▸ **DO THIS**:
Write out each line that follows exactly as it stands, without the pictures.

(Saved entries)

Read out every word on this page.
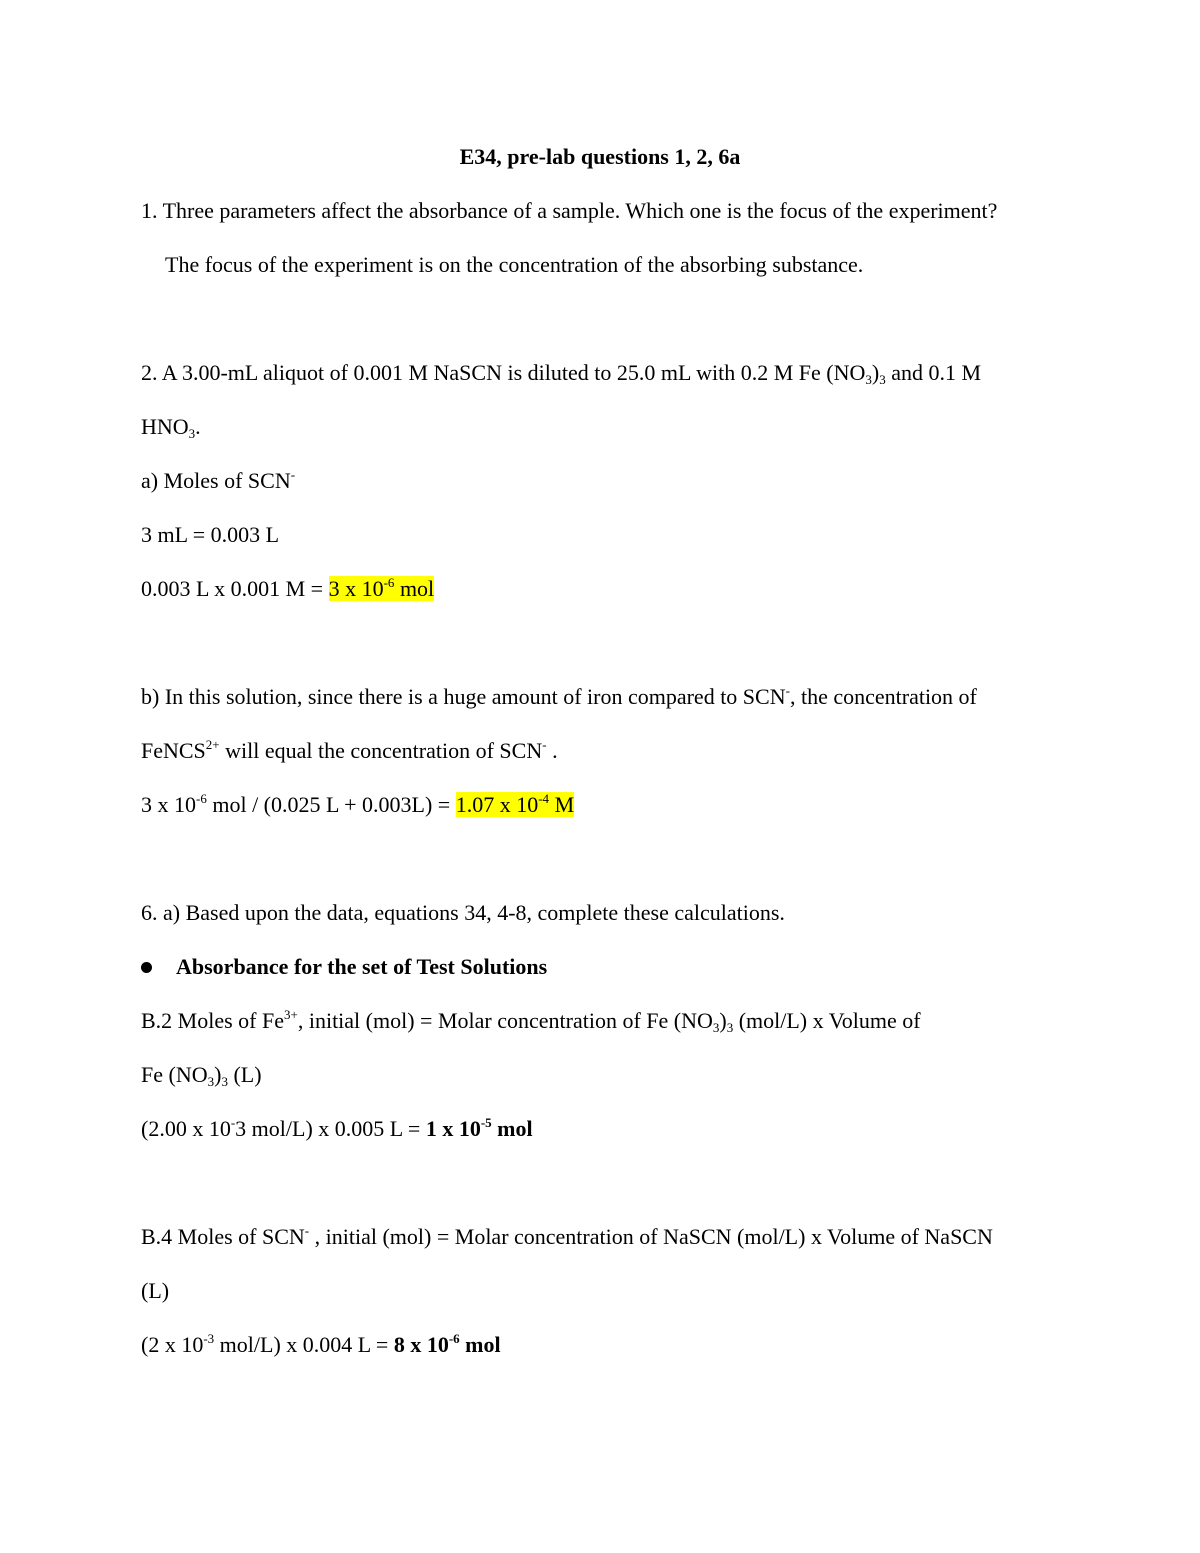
E34, pre-lab questions 1, 2, 6a
1. Three parameters affect the absorbance of a sample. Which one is the focus of the experiment?
The focus of the experiment is on the concentration of the absorbing substance.
2. A 3.00-mL aliquot of 0.001 M NaSCN is diluted to 25.0 mL with 0.2 M Fe $(NO_3)_3$ and 0.1 M
$HNO_3$.
a) Moles of SCN-
3 mL = 0.003 L
0.003 L x 0.001 M = 3 x $10^{-6}$ mol
b) In this solution, since there is a huge amount of iron compared to SCN-, the concentration of
FeNCS$^{2+}$ will equal the concentration of SCN- .
3 x $10^{-6}$ mol / (0.025 L + 0.003L) = 1.07 x $10^{-4}$ M
6. a) Based upon the data, equations 34, 4-8, complete these calculations.
Absorbance for the set of Test Solutions
B.2 Moles of $Fe^{3+}$, initial (mol) = Molar concentration of Fe $(NO_3)_3$ (mol/L) x Volume of
Fe $(NO_3)_3$ (L)
(2.00 x 10-3 mol/L) x 0.005 L = 1 x $10^{-5}$ mol
B.4 Moles of SCN- , initial (mol) = Molar concentration of NaSCN (mol/L) x Volume of NaSCN
(L)
(2 x $10^{-3}$ mol/L) x 0.004 L = 8 x $10^{-6}$ mol
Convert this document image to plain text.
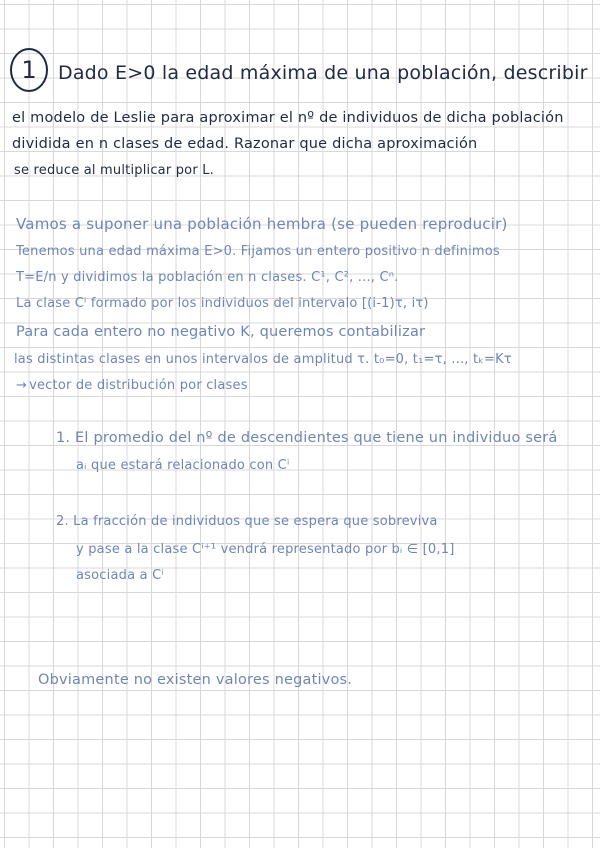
1 Dado E>0 la edad máxima de una población, describir
el modelo de Leslie para aproximar el nº de individuos de dicha población
dividida en n clases de edad. Razonar que dicha aproximación
se reduce al multiplicar por L.
Vamos a suponer una población hembra (se pueden reproducir)
Tenemos una edad máxima E>0. Fijamos un entero positivo n definimos
T=E/n y dividimos la población en n clases. C¹, C², ..., Cⁿ.
La clase Cⁱ formado por los individuos del intervalo [(i-1)τ, iτ)
Para cada entero no negativo K, queremos contabilizar
las distintas clases en unos intervalos de amplitud τ. t₀=0, t₁=τ, ..., tₖ=Kτ
→ vector de distribución por clases
1. El promedio del nº de descendientes que tiene un individuo será
aᵢ que estará relacionado con Cⁱ
2. La fracción de individuos que se espera que sobreviva
y pase a la clase Cⁱ⁺¹ vendrá representado por bᵢ ∈ [0,1]
asociada a Cⁱ
Obviamente no existen valores negativos.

▸ **EXERCISE OUTPUT**:
Read out every word on this page.
E34, pre-lab questions 1, 2, 6a
1. Three parameters affect the absorbance of a sample. Which one is the focus of the experiment?
The focus of the experiment is on the concentration of the absorbing substance.
2. A 3.00-mL aliquot of 0.001 M NaSCN is diluted to 25.0 mL with 0.2 M Fe $(NO_3)_3$ and 0.1 M
$HNO_3$.
a) Moles of SCN-
3 mL = 0.003 L
0.003 L x 0.001 M = 3 x $10^{-6}$ mol
b) In this solution, since there is a huge amount of iron compared to SCN-, the concentration of
FeNCS$^{2+}$ will equal the concentration of SCN- .
3 x $10^{-6}$ mol / (0.025 L + 0.003L) = 1.07 x $10^{-4}$ M
6. a) Based upon the data, equations 34, 4-8, complete these calculations.
Absorbance for the set of Test Solutions
B.2 Moles of $Fe^{3+}$, initial (mol) = Molar concentration of Fe $(NO_3)_3$ (mol/L) x Volume of
Fe $(NO_3)_3$ (L)
(2.00 x 10-3 mol/L) x 0.005 L = 1 x $10^{-5}$ mol
B.4 Moles of SCN- , initial (mol) = Molar concentration of NaSCN (mol/L) x Volume of NaSCN
(L)
(2 x $10^{-3}$ mol/L) x 0.004 L = 8 x $10^{-6}$ mol
Convert this document image to plain text.
1 Dado E>0 la edad máxima de una población, describir
el modelo de Leslie para aproximar el nº de individuos de dicha población
dividida en n clases de edad. Razonar que dicha aproximación
se reduce al multiplicar por L.
Vamos a suponer una población hembra (se pueden reproducir)
Tenemos una edad máxima E>0. Fijamos un entero positivo n definimos
T=E/n y dividimos la población en n clases. C¹, C², ..., Cⁿ.
La clase Cⁱ formado por los individuos del intervalo [(i-1)τ, iτ)
Para cada entero no negativo K, queremos contabilizar
las distintas clases en unos intervalos de amplitud τ. t₀=0, t₁=τ, ..., tₖ=Kτ
→ vector de distribución por clases
1. El promedio del nº de descendientes que tiene un individuo será
aᵢ que estará relacionado con Cⁱ
2. La fracción de individuos que se espera que sobreviva
y pase a la clase Cⁱ⁺¹ vendrá representado por bᵢ ∈ [0,1]
asociada a Cⁱ
Obviamente no existen valores negativos.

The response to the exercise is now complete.